- OBJECTIVE
Retype all of the data exactly as given.

[start of AVAILABLE DATA]

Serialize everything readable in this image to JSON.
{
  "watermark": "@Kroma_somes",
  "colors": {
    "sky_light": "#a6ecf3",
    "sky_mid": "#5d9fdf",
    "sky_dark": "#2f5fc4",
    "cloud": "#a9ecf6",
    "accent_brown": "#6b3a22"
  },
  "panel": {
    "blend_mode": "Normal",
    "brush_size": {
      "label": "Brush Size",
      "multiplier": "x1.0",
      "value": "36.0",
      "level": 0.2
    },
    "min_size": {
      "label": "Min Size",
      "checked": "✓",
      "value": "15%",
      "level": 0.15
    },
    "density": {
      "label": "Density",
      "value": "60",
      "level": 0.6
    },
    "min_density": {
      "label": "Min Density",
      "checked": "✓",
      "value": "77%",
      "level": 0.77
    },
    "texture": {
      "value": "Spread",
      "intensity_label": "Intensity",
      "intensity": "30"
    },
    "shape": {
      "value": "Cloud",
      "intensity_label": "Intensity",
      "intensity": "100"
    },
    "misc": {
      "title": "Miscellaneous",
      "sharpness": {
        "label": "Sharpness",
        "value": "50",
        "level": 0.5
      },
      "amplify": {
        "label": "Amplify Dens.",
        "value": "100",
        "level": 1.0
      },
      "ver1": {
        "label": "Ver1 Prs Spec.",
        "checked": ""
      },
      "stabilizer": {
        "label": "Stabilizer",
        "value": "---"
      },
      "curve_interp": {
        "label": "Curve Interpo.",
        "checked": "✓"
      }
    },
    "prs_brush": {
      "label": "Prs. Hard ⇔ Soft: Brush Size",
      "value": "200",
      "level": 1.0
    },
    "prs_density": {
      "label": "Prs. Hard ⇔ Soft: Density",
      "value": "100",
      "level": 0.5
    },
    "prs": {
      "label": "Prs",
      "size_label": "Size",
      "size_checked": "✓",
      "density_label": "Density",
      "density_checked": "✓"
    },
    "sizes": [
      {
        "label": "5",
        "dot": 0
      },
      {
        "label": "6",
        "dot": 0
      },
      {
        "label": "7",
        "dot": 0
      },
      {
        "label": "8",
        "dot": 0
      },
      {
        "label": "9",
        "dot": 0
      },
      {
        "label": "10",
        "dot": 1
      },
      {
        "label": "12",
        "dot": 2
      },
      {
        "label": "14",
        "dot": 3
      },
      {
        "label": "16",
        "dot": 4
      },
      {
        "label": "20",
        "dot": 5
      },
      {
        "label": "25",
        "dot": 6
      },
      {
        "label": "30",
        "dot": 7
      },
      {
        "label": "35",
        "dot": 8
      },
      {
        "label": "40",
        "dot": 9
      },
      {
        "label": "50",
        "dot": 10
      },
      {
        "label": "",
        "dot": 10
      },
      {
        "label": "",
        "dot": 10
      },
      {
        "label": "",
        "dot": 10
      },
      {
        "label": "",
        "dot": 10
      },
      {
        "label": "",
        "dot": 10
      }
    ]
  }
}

[end of AVAILABLE DATA]

- FULL OUTPUT
Serialize everything readable in this image to JSON.
{
  "watermark": "@Kroma_somes",
  "colors": {
    "sky_light": "#a6ecf3",
    "sky_mid": "#5d9fdf",
    "sky_dark": "#2f5fc4",
    "cloud": "#a9ecf6",
    "accent_brown": "#6b3a22"
  },
  "panel": {
    "blend_mode": "Normal",
    "brush_size": {
      "label": "Brush Size",
      "multiplier": "x1.0",
      "value": "36.0",
      "level": 0.2
    },
    "min_size": {
      "label": "Min Size",
      "checked": "✓",
      "value": "15%",
      "level": 0.15
    },
    "density": {
      "label": "Density",
      "value": "60",
      "level": 0.6
    },
    "min_density": {
      "label": "Min Density",
      "checked": "✓",
      "value": "77%",
      "level": 0.77
    },
    "texture": {
      "value": "Spread",
      "intensity_label": "Intensity",
      "intensity": "30"
    },
    "shape": {
      "value": "Cloud",
      "intensity_label": "Intensity",
      "intensity": "100"
    },
    "misc": {
      "title": "Miscellaneous",
      "sharpness": {
        "label": "Sharpness",
        "value": "50",
        "level": 0.5
      },
      "amplify": {
        "label": "Amplify Dens.",
        "value": "100",
        "level": 1.0
      },
      "ver1": {
        "label": "Ver1 Prs Spec.",
        "checked": ""
      },
      "stabilizer": {
        "label": "Stabilizer",
        "value": "---"
      },
      "curve_interp": {
        "label": "Curve Interpo.",
        "checked": "✓"
      }
    },
    "prs_brush": {
      "label": "Prs. Hard ⇔ Soft: Brush Size",
      "value": "200",
      "level": 1.0
    },
    "prs_density": {
      "label": "Prs. Hard ⇔ Soft: Density",
      "value": "100",
      "level": 0.5
    },
    "prs": {
      "label": "Prs",
      "size_label": "Size",
      "size_checked": "✓",
      "density_label": "Density",
      "density_checked": "✓"
    },
    "sizes": [
      {
        "label": "5",
        "dot": 0
      },
      {
        "label": "6",
        "dot": 0
      },
      {
        "label": "7",
        "dot": 0
      },
      {
        "label": "8",
        "dot": 0
      },
      {
        "label": "9",
        "dot": 0
      },
      {
        "label": "10",
        "dot": 1
      },
      {
        "label": "12",
        "dot": 2
      },
      {
        "label": "14",
        "dot": 3
      },
      {
        "label": "16",
        "dot": 4
      },
      {
        "label": "20",
        "dot": 5
      },
      {
        "label": "25",
        "dot": 6
      },
      {
        "label": "30",
        "dot": 7
      },
      {
        "label": "35",
        "dot": 8
      },
      {
        "label": "40",
        "dot": 9
      },
      {
        "label": "50",
        "dot": 10
      },
      {
        "label": "",
        "dot": 10
      },
      {
        "label": "",
        "dot": 10
      },
      {
        "label": "",
        "dot": 10
      },
      {
        "label": "",
        "dot": 10
      },
      {
        "label": "",
        "dot": 10
      }
    ]
  }
}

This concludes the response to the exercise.